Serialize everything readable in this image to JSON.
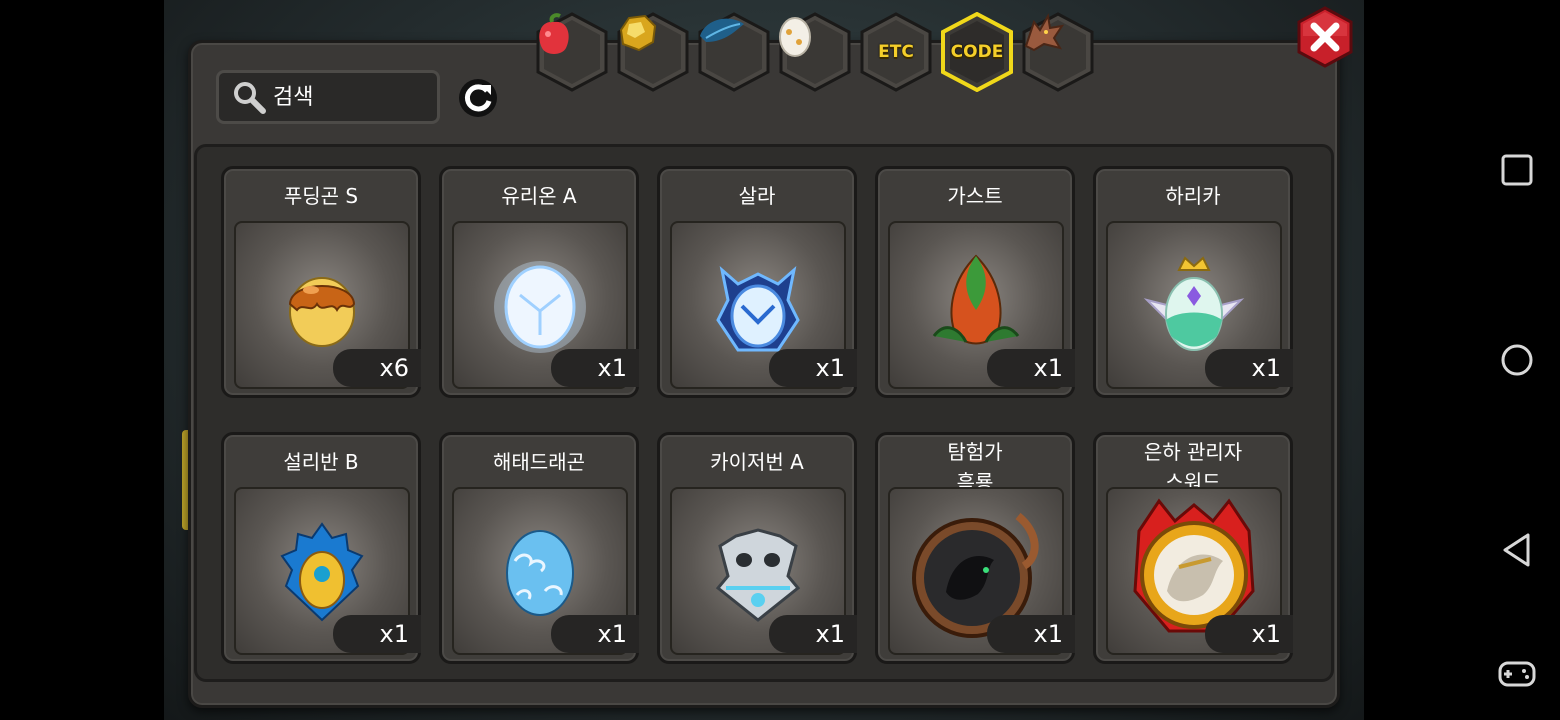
{
  "search": {
    "placeholder": "검색",
    "value": ""
  },
  "tabs": [
    {
      "id": "fruit",
      "icon": "fruit-icon",
      "active": false
    },
    {
      "id": "gold",
      "icon": "gold-ore-icon",
      "active": false
    },
    {
      "id": "feather",
      "icon": "feather-icon",
      "active": false
    },
    {
      "id": "egg",
      "icon": "egg-icon",
      "active": false
    },
    {
      "id": "etc",
      "label": "ETC",
      "active": false
    },
    {
      "id": "code",
      "label": "CODE",
      "active": true
    },
    {
      "id": "dragon",
      "icon": "dragon-icon",
      "active": false
    }
  ],
  "items": [
    {
      "name": "푸딩곤 S",
      "qty": "x6",
      "art": "pudding-egg"
    },
    {
      "name": "유리온 A",
      "qty": "x1",
      "art": "glowing-white-egg"
    },
    {
      "name": "살라",
      "qty": "x1",
      "art": "blue-armored-egg"
    },
    {
      "name": "가스트",
      "qty": "x1",
      "art": "leaf-egg"
    },
    {
      "name": "하리카",
      "qty": "x1",
      "art": "crowned-crystal-egg"
    },
    {
      "name": "설리반 B",
      "qty": "x1",
      "art": "peacock-egg"
    },
    {
      "name": "해태드래곤",
      "qty": "x1",
      "art": "cloud-egg"
    },
    {
      "name": "카이저번 A",
      "qty": "x1",
      "art": "skull-egg"
    },
    {
      "name_line1": "탐험가",
      "name_line2": "흑룡",
      "qty": "x1",
      "art": "black-dragon-emblem"
    },
    {
      "name_line1": "은하 관리자",
      "name_line2": "스워드",
      "qty": "x1",
      "art": "gold-dragon-emblem"
    }
  ],
  "colors": {
    "accent": "#f5cf2a",
    "close": "#c8202a",
    "panel": "#3a3836"
  }
}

§ Short task: Repeat every record above exactly, but leave out any pictures.

§ Solution for this exercise:
Serialize everything readable in this image to JSON.
{
  "search": {
    "placeholder": "검색",
    "value": ""
  },
  "tabs": [
    {
      "id": "fruit",
      "icon": "fruit-icon",
      "active": false
    },
    {
      "id": "gold",
      "icon": "gold-ore-icon",
      "active": false
    },
    {
      "id": "feather",
      "icon": "feather-icon",
      "active": false
    },
    {
      "id": "egg",
      "icon": "egg-icon",
      "active": false
    },
    {
      "id": "etc",
      "label": "ETC",
      "active": false
    },
    {
      "id": "code",
      "label": "CODE",
      "active": true
    },
    {
      "id": "dragon",
      "icon": "dragon-icon",
      "active": false
    }
  ],
  "items": [
    {
      "name": "푸딩곤 S",
      "qty": "x6",
      "art": "pudding-egg"
    },
    {
      "name": "유리온 A",
      "qty": "x1",
      "art": "glowing-white-egg"
    },
    {
      "name": "살라",
      "qty": "x1",
      "art": "blue-armored-egg"
    },
    {
      "name": "가스트",
      "qty": "x1",
      "art": "leaf-egg"
    },
    {
      "name": "하리카",
      "qty": "x1",
      "art": "crowned-crystal-egg"
    },
    {
      "name": "설리반 B",
      "qty": "x1",
      "art": "peacock-egg"
    },
    {
      "name": "해태드래곤",
      "qty": "x1",
      "art": "cloud-egg"
    },
    {
      "name": "카이저번 A",
      "qty": "x1",
      "art": "skull-egg"
    },
    {
      "name_line1": "탐험가",
      "name_line2": "흑룡",
      "qty": "x1",
      "art": "black-dragon-emblem"
    },
    {
      "name_line1": "은하 관리자",
      "name_line2": "스워드",
      "qty": "x1",
      "art": "gold-dragon-emblem"
    }
  ],
  "colors": {
    "accent": "#f5cf2a",
    "close": "#c8202a",
    "panel": "#3a3836"
  }
}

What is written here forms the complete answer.